>> BEGIN Record extracts
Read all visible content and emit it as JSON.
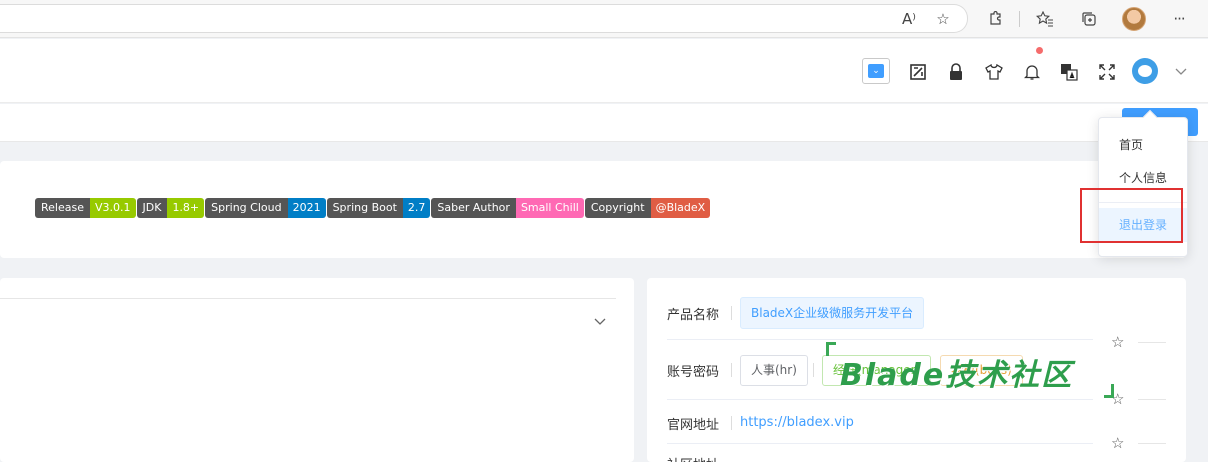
{
  "browser": {
    "icons": [
      "read-aloud-icon",
      "favorite-add-icon",
      "extensions-icon",
      "favorites-icon",
      "collections-icon",
      "profile-avatar",
      "more-icon"
    ],
    "read_aloud_glyph": "A⁾",
    "more_glyph": "···"
  },
  "header": {
    "icons": [
      "theme-select-icon",
      "screenshot-icon",
      "lock-icon",
      "theme-shirt-icon",
      "notification-bell-icon",
      "translate-icon",
      "fullscreen-icon",
      "user-avatar",
      "chevron-down-icon"
    ],
    "has_unread_notification": true
  },
  "banner": {
    "badges": [
      {
        "key": "Release",
        "value": "V3.0.1",
        "color": "#97ca00"
      },
      {
        "key": "JDK",
        "value": "1.8+",
        "color": "#97ca00"
      },
      {
        "key": "Spring Cloud",
        "value": "2021",
        "color": "#007ec6"
      },
      {
        "key": "Spring Boot",
        "value": "2.7",
        "color": "#007ec6"
      },
      {
        "key": "Saber Author",
        "value": "Small Chill",
        "color": "#ff69b4"
      },
      {
        "key": "Copyright",
        "value": "@BladeX",
        "color": "#e05d44"
      }
    ]
  },
  "info": {
    "product_label": "产品名称",
    "product_value": "BladeX企业级微服务开发平台",
    "account_label": "账号密码",
    "account_tags": [
      "人事(hr)",
      "经理(manager)",
      "老板(boss)"
    ],
    "website_label": "官网地址",
    "website_value": "https://bladex.vip",
    "next_label": "社区地址"
  },
  "watermark": "Blade技术社区",
  "dropdown": {
    "items": [
      "首页",
      "个人信息",
      "退出登录"
    ]
  },
  "colors": {
    "accent": "#409eff",
    "highlight": "#e03131",
    "watermark": "#2e9e4c"
  }
}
>> END Record extracts
# Directions for this task:
Pictures are excluded; copy every other part of the records exactly.

# Result:
Read all visible content and emit it as JSON.
{
  "browser": {
    "icons": [
      "read-aloud-icon",
      "favorite-add-icon",
      "extensions-icon",
      "favorites-icon",
      "collections-icon",
      "profile-avatar",
      "more-icon"
    ],
    "read_aloud_glyph": "A⁾",
    "more_glyph": "···"
  },
  "header": {
    "icons": [
      "theme-select-icon",
      "screenshot-icon",
      "lock-icon",
      "theme-shirt-icon",
      "notification-bell-icon",
      "translate-icon",
      "fullscreen-icon",
      "user-avatar",
      "chevron-down-icon"
    ],
    "has_unread_notification": true
  },
  "banner": {
    "badges": [
      {
        "key": "Release",
        "value": "V3.0.1",
        "color": "#97ca00"
      },
      {
        "key": "JDK",
        "value": "1.8+",
        "color": "#97ca00"
      },
      {
        "key": "Spring Cloud",
        "value": "2021",
        "color": "#007ec6"
      },
      {
        "key": "Spring Boot",
        "value": "2.7",
        "color": "#007ec6"
      },
      {
        "key": "Saber Author",
        "value": "Small Chill",
        "color": "#ff69b4"
      },
      {
        "key": "Copyright",
        "value": "@BladeX",
        "color": "#e05d44"
      }
    ]
  },
  "info": {
    "product_label": "产品名称",
    "product_value": "BladeX企业级微服务开发平台",
    "account_label": "账号密码",
    "account_tags": [
      "人事(hr)",
      "经理(manager)",
      "老板(boss)"
    ],
    "website_label": "官网地址",
    "website_value": "https://bladex.vip",
    "next_label": "社区地址"
  },
  "watermark": "Blade技术社区",
  "dropdown": {
    "items": [
      "首页",
      "个人信息",
      "退出登录"
    ]
  },
  "colors": {
    "accent": "#409eff",
    "highlight": "#e03131",
    "watermark": "#2e9e4c"
  }
}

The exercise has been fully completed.